### EXERCISE AIM
Only the pictures stay out; every record is to be quoted exactly.

Excerpts from a figure dataset
+---+

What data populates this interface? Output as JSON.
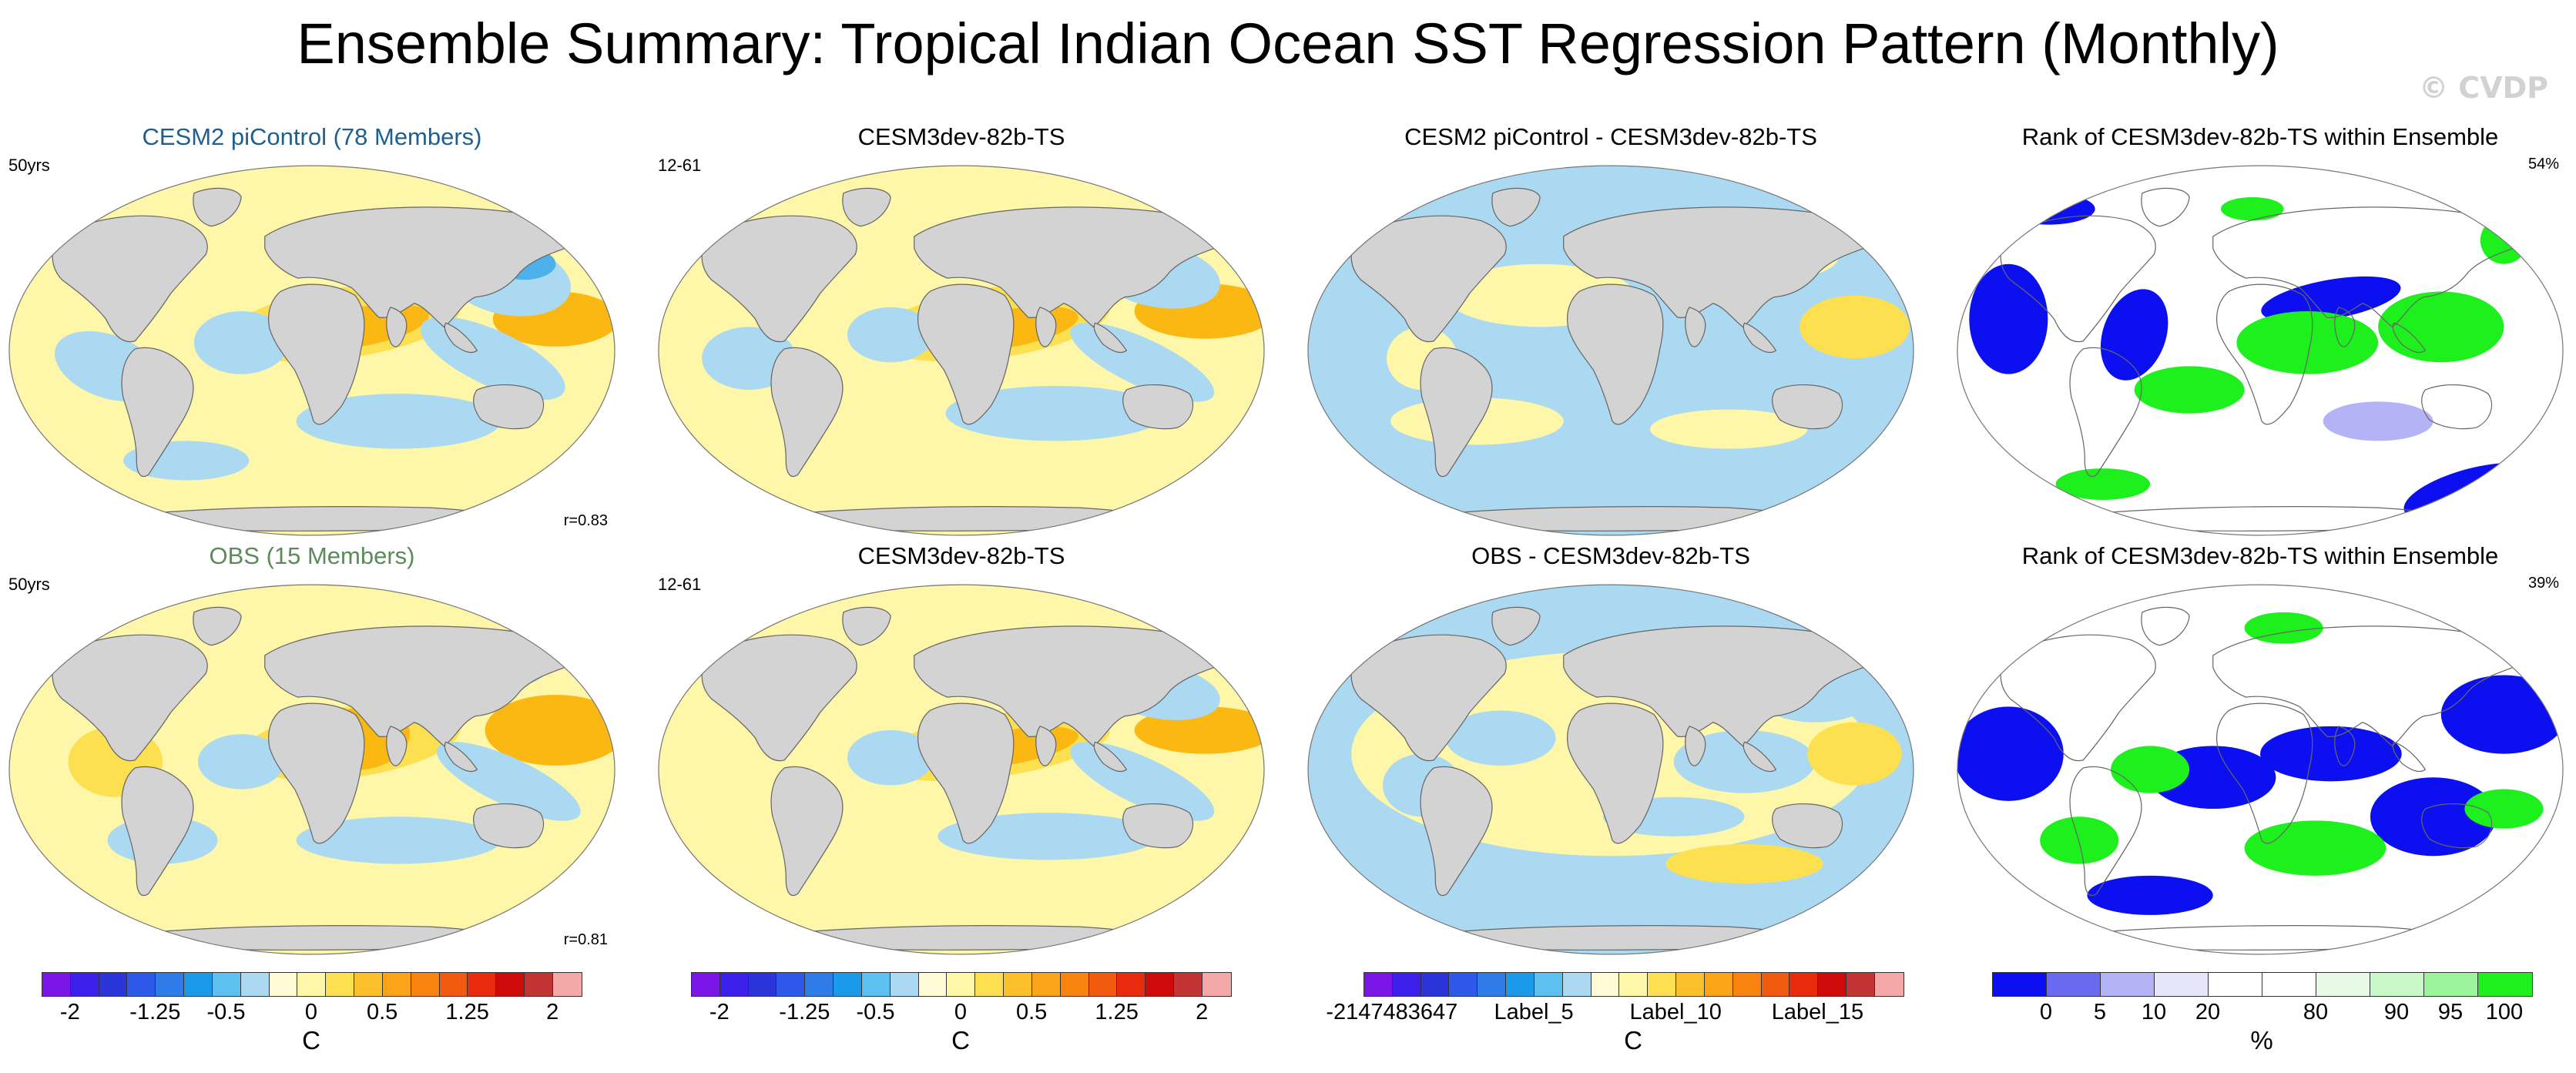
{
  "title": "Ensemble Summary: Tropical Indian Ocean SST Regression Pattern (Monthly)",
  "copyright": "© CVDP",
  "colors": {
    "land": "#d3d3d3",
    "ocean_light_blue": "#abd9f2",
    "ocean_blue": "#8ec8ee",
    "ocean_deep_blue": "#4eb0ea",
    "pale_yellow": "#fef6a9",
    "yellow": "#fde050",
    "orange": "#fbb812",
    "rank_blue": "#0c0ff0",
    "rank_light_blue": "#b3b3f5",
    "rank_pale": "#e6e6fa",
    "rank_green": "#1df01d",
    "rank_light_green": "#c8f7c8",
    "title_blue": "#1f5f8f",
    "title_green": "#5b8a5b"
  },
  "panels": [
    {
      "title": "CESM2 piControl (78 Members)",
      "title_color": "#1f5f8f",
      "left_note": "50yrs",
      "right_note": "",
      "corr": "r=0.83",
      "kind": "sst",
      "variant": 0
    },
    {
      "title": "CESM3dev-82b-TS",
      "title_color": "#000000",
      "left_note": "12-61",
      "right_note": "",
      "corr": "",
      "kind": "sst",
      "variant": 1
    },
    {
      "title": "CESM2 piControl - CESM3dev-82b-TS",
      "title_color": "#000000",
      "left_note": "",
      "right_note": "",
      "corr": "",
      "kind": "diff",
      "variant": 2
    },
    {
      "title": "Rank of CESM3dev-82b-TS within Ensemble",
      "title_color": "#000000",
      "left_note": "",
      "right_note": "54%",
      "corr": "",
      "kind": "rank",
      "variant": 3
    },
    {
      "title": "OBS (15 Members)",
      "title_color": "#5b8a5b",
      "left_note": "50yrs",
      "right_note": "",
      "corr": "r=0.81",
      "kind": "sst",
      "variant": 4
    },
    {
      "title": "CESM3dev-82b-TS",
      "title_color": "#000000",
      "left_note": "12-61",
      "right_note": "",
      "corr": "",
      "kind": "sst",
      "variant": 5
    },
    {
      "title": "OBS - CESM3dev-82b-TS",
      "title_color": "#000000",
      "left_note": "",
      "right_note": "",
      "corr": "",
      "kind": "diff",
      "variant": 6
    },
    {
      "title": "Rank of CESM3dev-82b-TS within Ensemble",
      "title_color": "#000000",
      "left_note": "",
      "right_note": "39%",
      "corr": "",
      "kind": "rank",
      "variant": 7
    }
  ],
  "chart_data": {
    "type": "heatmap",
    "projection": "Robinson (global map panels)",
    "colorbars": [
      {
        "units": "C",
        "colors": [
          "#7b16e6",
          "#3c1fe8",
          "#2a34d9",
          "#2d58e8",
          "#2f7be8",
          "#1a9ae8",
          "#5cc0f0",
          "#abd9f2",
          "#fefbd6",
          "#fef6a9",
          "#fde050",
          "#fbc02a",
          "#fba418",
          "#f9830f",
          "#f25a0d",
          "#e82b0c",
          "#cf0a0a",
          "#c23434",
          "#f5a8a8"
        ],
        "labels": [
          "-2",
          "-1.25",
          "-0.5",
          "0",
          "0.5",
          "1.25",
          "2"
        ],
        "label_positions": [
          0.0526,
          0.2105,
          0.3421,
          0.5,
          0.6316,
          0.7895,
          0.9474
        ]
      },
      {
        "units": "C",
        "colors": [
          "#7b16e6",
          "#3c1fe8",
          "#2a34d9",
          "#2d58e8",
          "#2f7be8",
          "#1a9ae8",
          "#5cc0f0",
          "#abd9f2",
          "#fefbd6",
          "#fef6a9",
          "#fde050",
          "#fbc02a",
          "#fba418",
          "#f9830f",
          "#f25a0d",
          "#e82b0c",
          "#cf0a0a",
          "#c23434",
          "#f5a8a8"
        ],
        "labels": [
          "-2",
          "-1.25",
          "-0.5",
          "0",
          "0.5",
          "1.25",
          "2"
        ],
        "label_positions": [
          0.0526,
          0.2105,
          0.3421,
          0.5,
          0.6316,
          0.7895,
          0.9474
        ]
      },
      {
        "units": "C",
        "colors": [
          "#7b16e6",
          "#3c1fe8",
          "#2a34d9",
          "#2d58e8",
          "#2f7be8",
          "#1a9ae8",
          "#5cc0f0",
          "#abd9f2",
          "#fefbd6",
          "#fef6a9",
          "#fde050",
          "#fbc02a",
          "#fba418",
          "#f9830f",
          "#f25a0d",
          "#e82b0c",
          "#cf0a0a",
          "#c23434",
          "#f5a8a8"
        ],
        "labels": [
          "-2147483647",
          "Label_5",
          "Label_10",
          "Label_15"
        ],
        "label_positions": [
          0.0526,
          0.3158,
          0.5789,
          0.8421
        ]
      },
      {
        "units": "%",
        "colors": [
          "#0c0ff0",
          "#6a6af0",
          "#b3b3f5",
          "#e6e6fa",
          "#ffffff",
          "#ffffff",
          "#e6fae6",
          "#c8f7c8",
          "#9bf39b",
          "#1df01d"
        ],
        "labels": [
          "0",
          "5",
          "10",
          "20",
          "80",
          "90",
          "95",
          "100"
        ],
        "label_positions": [
          0.1,
          0.2,
          0.3,
          0.4,
          0.6,
          0.75,
          0.85,
          0.95
        ]
      }
    ]
  }
}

+---+

### OUTPUT FOR THIS EXERCISE
What data populates this interface? Output as JSON.
{
  "title": "Ensemble Summary: Tropical Indian Ocean SST Regression Pattern (Monthly)",
  "copyright": "© CVDP",
  "colors": {
    "land": "#d3d3d3",
    "ocean_light_blue": "#abd9f2",
    "ocean_blue": "#8ec8ee",
    "ocean_deep_blue": "#4eb0ea",
    "pale_yellow": "#fef6a9",
    "yellow": "#fde050",
    "orange": "#fbb812",
    "rank_blue": "#0c0ff0",
    "rank_light_blue": "#b3b3f5",
    "rank_pale": "#e6e6fa",
    "rank_green": "#1df01d",
    "rank_light_green": "#c8f7c8",
    "title_blue": "#1f5f8f",
    "title_green": "#5b8a5b"
  },
  "panels": [
    {
      "title": "CESM2 piControl (78 Members)",
      "title_color": "#1f5f8f",
      "left_note": "50yrs",
      "right_note": "",
      "corr": "r=0.83",
      "kind": "sst",
      "variant": 0
    },
    {
      "title": "CESM3dev-82b-TS",
      "title_color": "#000000",
      "left_note": "12-61",
      "right_note": "",
      "corr": "",
      "kind": "sst",
      "variant": 1
    },
    {
      "title": "CESM2 piControl - CESM3dev-82b-TS",
      "title_color": "#000000",
      "left_note": "",
      "right_note": "",
      "corr": "",
      "kind": "diff",
      "variant": 2
    },
    {
      "title": "Rank of CESM3dev-82b-TS within Ensemble",
      "title_color": "#000000",
      "left_note": "",
      "right_note": "54%",
      "corr": "",
      "kind": "rank",
      "variant": 3
    },
    {
      "title": "OBS (15 Members)",
      "title_color": "#5b8a5b",
      "left_note": "50yrs",
      "right_note": "",
      "corr": "r=0.81",
      "kind": "sst",
      "variant": 4
    },
    {
      "title": "CESM3dev-82b-TS",
      "title_color": "#000000",
      "left_note": "12-61",
      "right_note": "",
      "corr": "",
      "kind": "sst",
      "variant": 5
    },
    {
      "title": "OBS - CESM3dev-82b-TS",
      "title_color": "#000000",
      "left_note": "",
      "right_note": "",
      "corr": "",
      "kind": "diff",
      "variant": 6
    },
    {
      "title": "Rank of CESM3dev-82b-TS within Ensemble",
      "title_color": "#000000",
      "left_note": "",
      "right_note": "39%",
      "corr": "",
      "kind": "rank",
      "variant": 7
    }
  ],
  "chart_data": {
    "type": "heatmap",
    "projection": "Robinson (global map panels)",
    "colorbars": [
      {
        "units": "C",
        "colors": [
          "#7b16e6",
          "#3c1fe8",
          "#2a34d9",
          "#2d58e8",
          "#2f7be8",
          "#1a9ae8",
          "#5cc0f0",
          "#abd9f2",
          "#fefbd6",
          "#fef6a9",
          "#fde050",
          "#fbc02a",
          "#fba418",
          "#f9830f",
          "#f25a0d",
          "#e82b0c",
          "#cf0a0a",
          "#c23434",
          "#f5a8a8"
        ],
        "labels": [
          "-2",
          "-1.25",
          "-0.5",
          "0",
          "0.5",
          "1.25",
          "2"
        ],
        "label_positions": [
          0.0526,
          0.2105,
          0.3421,
          0.5,
          0.6316,
          0.7895,
          0.9474
        ]
      },
      {
        "units": "C",
        "colors": [
          "#7b16e6",
          "#3c1fe8",
          "#2a34d9",
          "#2d58e8",
          "#2f7be8",
          "#1a9ae8",
          "#5cc0f0",
          "#abd9f2",
          "#fefbd6",
          "#fef6a9",
          "#fde050",
          "#fbc02a",
          "#fba418",
          "#f9830f",
          "#f25a0d",
          "#e82b0c",
          "#cf0a0a",
          "#c23434",
          "#f5a8a8"
        ],
        "labels": [
          "-2",
          "-1.25",
          "-0.5",
          "0",
          "0.5",
          "1.25",
          "2"
        ],
        "label_positions": [
          0.0526,
          0.2105,
          0.3421,
          0.5,
          0.6316,
          0.7895,
          0.9474
        ]
      },
      {
        "units": "C",
        "colors": [
          "#7b16e6",
          "#3c1fe8",
          "#2a34d9",
          "#2d58e8",
          "#2f7be8",
          "#1a9ae8",
          "#5cc0f0",
          "#abd9f2",
          "#fefbd6",
          "#fef6a9",
          "#fde050",
          "#fbc02a",
          "#fba418",
          "#f9830f",
          "#f25a0d",
          "#e82b0c",
          "#cf0a0a",
          "#c23434",
          "#f5a8a8"
        ],
        "labels": [
          "-2147483647",
          "Label_5",
          "Label_10",
          "Label_15"
        ],
        "label_positions": [
          0.0526,
          0.3158,
          0.5789,
          0.8421
        ]
      },
      {
        "units": "%",
        "colors": [
          "#0c0ff0",
          "#6a6af0",
          "#b3b3f5",
          "#e6e6fa",
          "#ffffff",
          "#ffffff",
          "#e6fae6",
          "#c8f7c8",
          "#9bf39b",
          "#1df01d"
        ],
        "labels": [
          "0",
          "5",
          "10",
          "20",
          "80",
          "90",
          "95",
          "100"
        ],
        "label_positions": [
          0.1,
          0.2,
          0.3,
          0.4,
          0.6,
          0.75,
          0.85,
          0.95
        ]
      }
    ]
  }
}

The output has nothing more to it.